## WHAT NEEDS TO BE DONE
In the data below, locate each line with the word "values" and list it.

^^^^^^^^^^^^^^^^

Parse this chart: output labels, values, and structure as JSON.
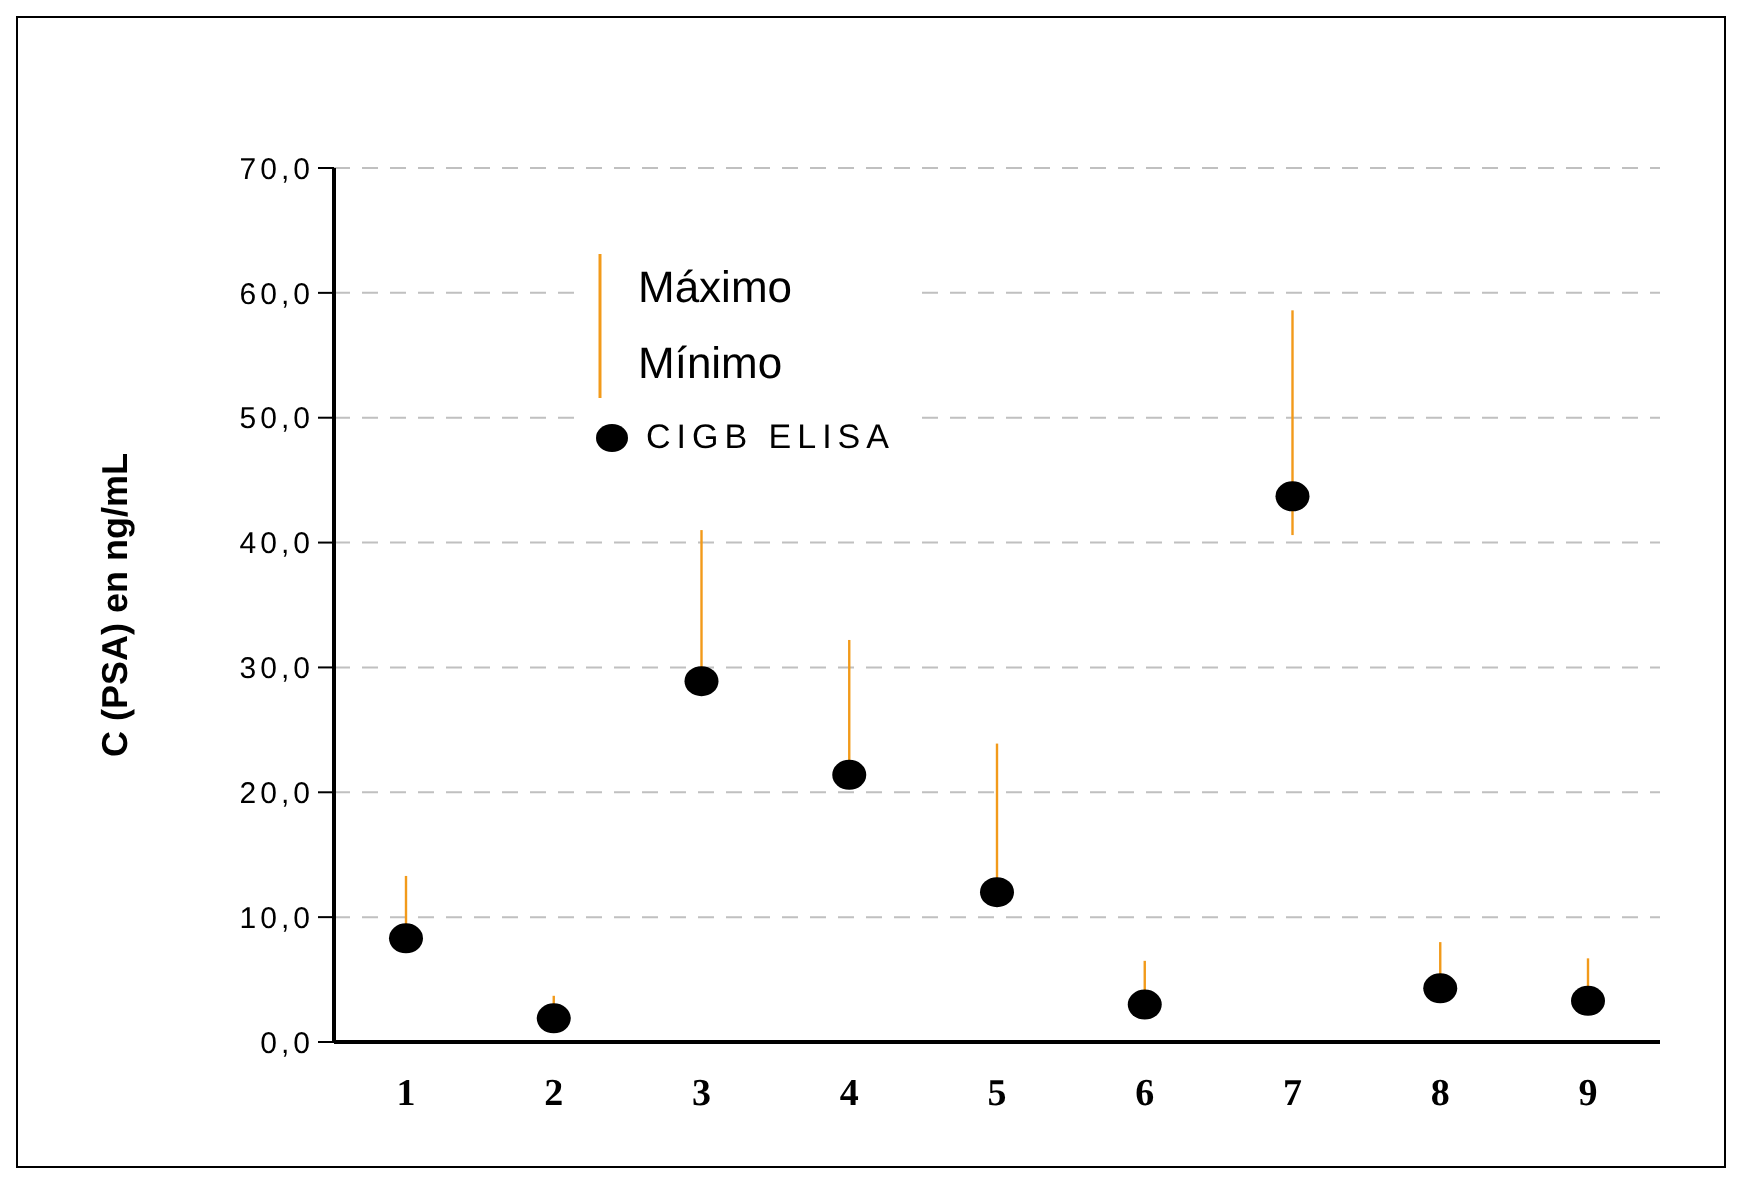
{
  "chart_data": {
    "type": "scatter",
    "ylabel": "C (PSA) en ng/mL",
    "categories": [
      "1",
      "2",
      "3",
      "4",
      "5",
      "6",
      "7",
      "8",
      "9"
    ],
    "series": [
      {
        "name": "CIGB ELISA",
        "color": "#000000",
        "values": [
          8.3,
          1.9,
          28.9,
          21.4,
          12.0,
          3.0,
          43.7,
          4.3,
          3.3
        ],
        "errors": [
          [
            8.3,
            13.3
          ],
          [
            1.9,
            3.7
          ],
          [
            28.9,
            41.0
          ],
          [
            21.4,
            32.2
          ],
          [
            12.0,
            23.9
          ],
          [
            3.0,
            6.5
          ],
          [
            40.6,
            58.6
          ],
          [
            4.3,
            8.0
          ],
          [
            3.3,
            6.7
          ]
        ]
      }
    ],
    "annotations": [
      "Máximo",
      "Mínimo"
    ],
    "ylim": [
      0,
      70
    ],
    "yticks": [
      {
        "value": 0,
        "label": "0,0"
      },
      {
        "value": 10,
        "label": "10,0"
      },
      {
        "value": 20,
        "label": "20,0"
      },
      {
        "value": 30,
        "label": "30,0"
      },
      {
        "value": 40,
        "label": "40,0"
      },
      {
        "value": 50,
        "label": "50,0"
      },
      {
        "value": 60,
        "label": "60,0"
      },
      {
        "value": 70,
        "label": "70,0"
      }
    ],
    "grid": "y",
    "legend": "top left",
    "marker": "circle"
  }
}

^^^^^^^^^^^^^^^^

## TASK OUTPUT
Parse this chart: output labels, values, and structure as JSON.
        "values": [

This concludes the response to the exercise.